▶ [DESCRIPTION OF THE TASK] Transcribe the listing in full, excluding any pictures.

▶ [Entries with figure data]
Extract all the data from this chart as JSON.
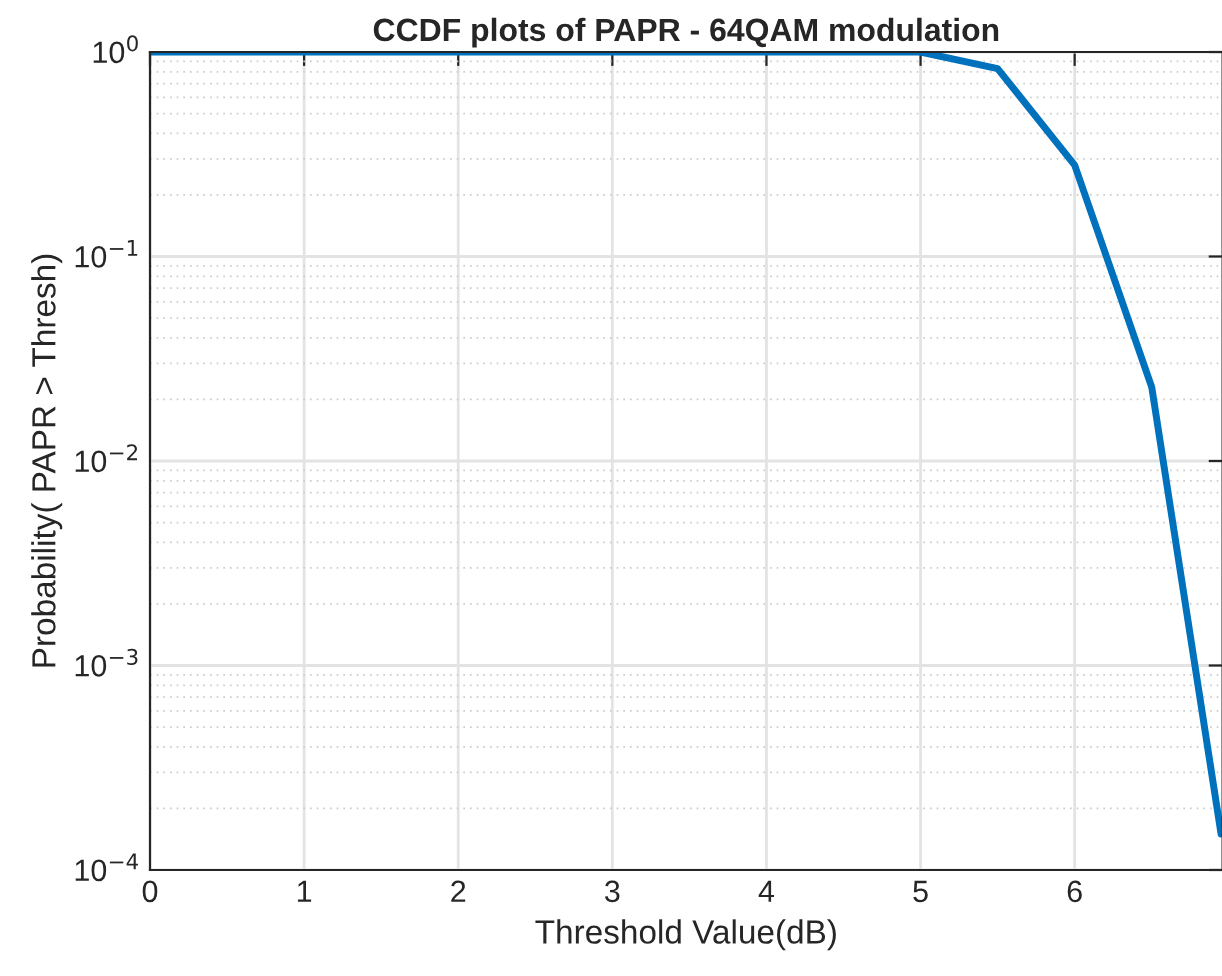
{
  "chart_data": {
    "type": "line",
    "title": "CCDF plots of PAPR - 64QAM modulation",
    "xlabel": "Threshold Value(dB)",
    "ylabel": "Probability( PAPR > Thresh)",
    "x": [
      0,
      0.5,
      1,
      1.5,
      2,
      2.5,
      3,
      3.5,
      4,
      4.5,
      5,
      5.5,
      6,
      6.5,
      6.95
    ],
    "series": [
      {
        "color": "#0072bd",
        "values": [
          1,
          1,
          1,
          1,
          1,
          1,
          1,
          1,
          1,
          1,
          1,
          0.83,
          0.28,
          0.023,
          0.00015
        ]
      }
    ],
    "log": "y",
    "xlim": [
      0,
      6.96
    ],
    "ylim": [
      0.0001,
      1
    ],
    "xticks": [
      0,
      1,
      2,
      3,
      4,
      5,
      6
    ],
    "yticks": [
      {
        "value": 0.0001,
        "label": "10$^{−4}$"
      },
      {
        "value": 0.001,
        "label": "10$^{−3}$"
      },
      {
        "value": 0.01,
        "label": "10$^{−2}$"
      },
      {
        "value": 0.1,
        "label": "10$^{−1}$"
      },
      {
        "value": 1,
        "label": "10$^{0}$"
      }
    ],
    "grid": true,
    "line_style": "solid",
    "marker": "none"
  }
}
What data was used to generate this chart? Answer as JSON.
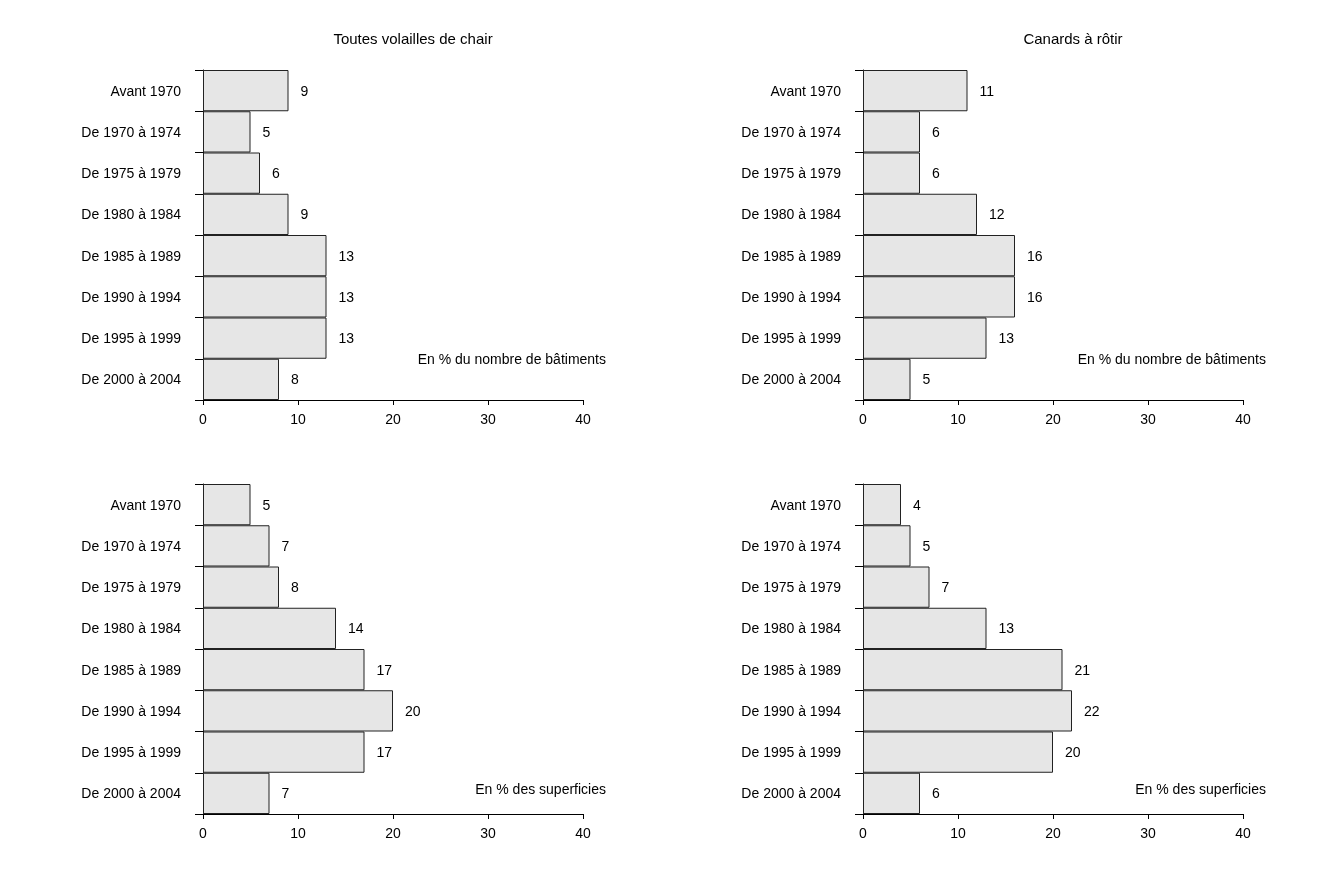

▶ [TASK ANSWER]
Extract all the data from this chart as JSON.
{
  "chart_data": {
    "type": "line",
    "title": "CCDF plots of PAPR - 64QAM modulation",
    "xlabel": "Threshold Value(dB)",
    "ylabel": "Probability( PAPR > Thresh)",
    "x": [
      0,
      0.5,
      1,
      1.5,
      2,
      2.5,
      3,
      3.5,
      4,
      4.5,
      5,
      5.5,
      6,
      6.5,
      6.95
    ],
    "series": [
      {
        "color": "#0072bd",
        "values": [
          1,
          1,
          1,
          1,
          1,
          1,
          1,
          1,
          1,
          1,
          1,
          0.83,
          0.28,
          0.023,
          0.00015
        ]
      }
    ],
    "log": "y",
    "xlim": [
      0,
      6.96
    ],
    "ylim": [
      0.0001,
      1
    ],
    "xticks": [
      0,
      1,
      2,
      3,
      4,
      5,
      6
    ],
    "yticks": [
      {
        "value": 0.0001,
        "label": "10$^{−4}$"
      },
      {
        "value": 0.001,
        "label": "10$^{−3}$"
      },
      {
        "value": 0.01,
        "label": "10$^{−2}$"
      },
      {
        "value": 0.1,
        "label": "10$^{−1}$"
      },
      {
        "value": 1,
        "label": "10$^{0}$"
      }
    ],
    "grid": true,
    "line_style": "solid",
    "marker": "none"
  }
}
What data was used to generate this chart? Answer as JSON.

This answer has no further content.